Extrait à lire:

Parue en 1597, la célèbre pièce de Shakespeare met en scène l’ascension et la chute brutale du tyran Richard III, battu par le futur Henri VII d’Angleterre à la bataille de Bosworth. En cinq actes, le grand Will met très librement en scène des événements qui précèdent la fin de la guerre des Deux-Roses, en 1485, lorsque la dynastie des Plantagenêts fait place à celle des Tudors. La pièce a participé à ancrer dans l’imaginaire collectif la légende noire de Richard, roi sanguinaire, monstrueux mais séduisant, capable de toutes les audaces pour accéder au pouvoir.
Affreux bossu qui se décrit lui-même comme estropié et inachevé, Richard répond, chez Shakespeare, à l’angoisse que lui inspire son état, par le credo d’un paria : « J’ai bien l’intention de prouver que je suis un méchant. Et que je hais les plaisirs frivoles des jours actuels. »

Lignes de données:
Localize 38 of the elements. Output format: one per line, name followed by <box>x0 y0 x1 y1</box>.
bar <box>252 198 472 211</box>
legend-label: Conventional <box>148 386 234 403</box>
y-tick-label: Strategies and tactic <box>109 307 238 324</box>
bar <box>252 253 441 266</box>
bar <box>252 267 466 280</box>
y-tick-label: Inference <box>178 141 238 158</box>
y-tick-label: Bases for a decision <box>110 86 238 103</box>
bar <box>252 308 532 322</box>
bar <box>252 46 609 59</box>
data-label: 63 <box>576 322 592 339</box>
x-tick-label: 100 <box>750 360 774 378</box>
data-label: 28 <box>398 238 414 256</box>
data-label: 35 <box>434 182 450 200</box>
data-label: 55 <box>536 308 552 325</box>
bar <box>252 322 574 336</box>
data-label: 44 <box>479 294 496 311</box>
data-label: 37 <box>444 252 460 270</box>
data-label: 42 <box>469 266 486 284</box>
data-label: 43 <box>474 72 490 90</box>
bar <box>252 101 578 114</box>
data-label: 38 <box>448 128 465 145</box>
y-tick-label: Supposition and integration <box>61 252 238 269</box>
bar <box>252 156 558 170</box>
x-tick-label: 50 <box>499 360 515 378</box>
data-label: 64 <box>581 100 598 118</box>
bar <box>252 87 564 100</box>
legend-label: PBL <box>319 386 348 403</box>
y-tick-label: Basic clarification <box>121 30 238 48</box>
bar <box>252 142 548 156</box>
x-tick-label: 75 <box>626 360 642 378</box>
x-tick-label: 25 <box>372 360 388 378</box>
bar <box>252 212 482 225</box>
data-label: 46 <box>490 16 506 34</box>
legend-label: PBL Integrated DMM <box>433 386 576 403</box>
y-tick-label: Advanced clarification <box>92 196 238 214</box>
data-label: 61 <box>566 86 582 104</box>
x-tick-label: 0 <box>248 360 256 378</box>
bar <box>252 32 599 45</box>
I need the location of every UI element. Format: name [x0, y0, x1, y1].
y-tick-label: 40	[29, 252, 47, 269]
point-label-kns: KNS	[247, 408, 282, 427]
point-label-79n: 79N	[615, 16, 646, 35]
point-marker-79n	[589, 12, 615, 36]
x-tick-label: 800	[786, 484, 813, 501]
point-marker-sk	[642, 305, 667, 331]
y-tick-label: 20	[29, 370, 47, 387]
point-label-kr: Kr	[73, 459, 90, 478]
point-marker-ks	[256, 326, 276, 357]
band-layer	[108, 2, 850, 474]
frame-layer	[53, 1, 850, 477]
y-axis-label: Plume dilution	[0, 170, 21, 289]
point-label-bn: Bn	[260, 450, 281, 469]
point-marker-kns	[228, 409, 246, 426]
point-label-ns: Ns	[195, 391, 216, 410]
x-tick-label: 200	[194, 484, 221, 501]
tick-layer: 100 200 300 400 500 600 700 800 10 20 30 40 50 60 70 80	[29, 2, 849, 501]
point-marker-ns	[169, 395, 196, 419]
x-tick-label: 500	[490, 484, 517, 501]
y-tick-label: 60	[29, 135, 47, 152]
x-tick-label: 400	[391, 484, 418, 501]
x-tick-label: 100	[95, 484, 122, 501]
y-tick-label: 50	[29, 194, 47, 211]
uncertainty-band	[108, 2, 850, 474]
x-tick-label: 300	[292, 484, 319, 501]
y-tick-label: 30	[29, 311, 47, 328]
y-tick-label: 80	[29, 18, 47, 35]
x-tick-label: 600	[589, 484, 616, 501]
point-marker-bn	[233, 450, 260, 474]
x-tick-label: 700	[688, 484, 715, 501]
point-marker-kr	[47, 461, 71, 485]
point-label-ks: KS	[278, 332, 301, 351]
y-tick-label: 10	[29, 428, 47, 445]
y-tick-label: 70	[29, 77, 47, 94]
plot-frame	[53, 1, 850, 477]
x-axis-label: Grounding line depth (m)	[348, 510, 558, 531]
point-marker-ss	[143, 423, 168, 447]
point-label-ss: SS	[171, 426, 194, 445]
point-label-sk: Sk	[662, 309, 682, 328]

Énoncé:
Relevez toutes les personnes désignées par leur nom dans l'extrait sur Richard III, en ne comptant chacune qu'une fois.

Réponse:
Shakespeare (aussi désigné comme « le grand Will »), Richard III et Henri VII d'Angleterre.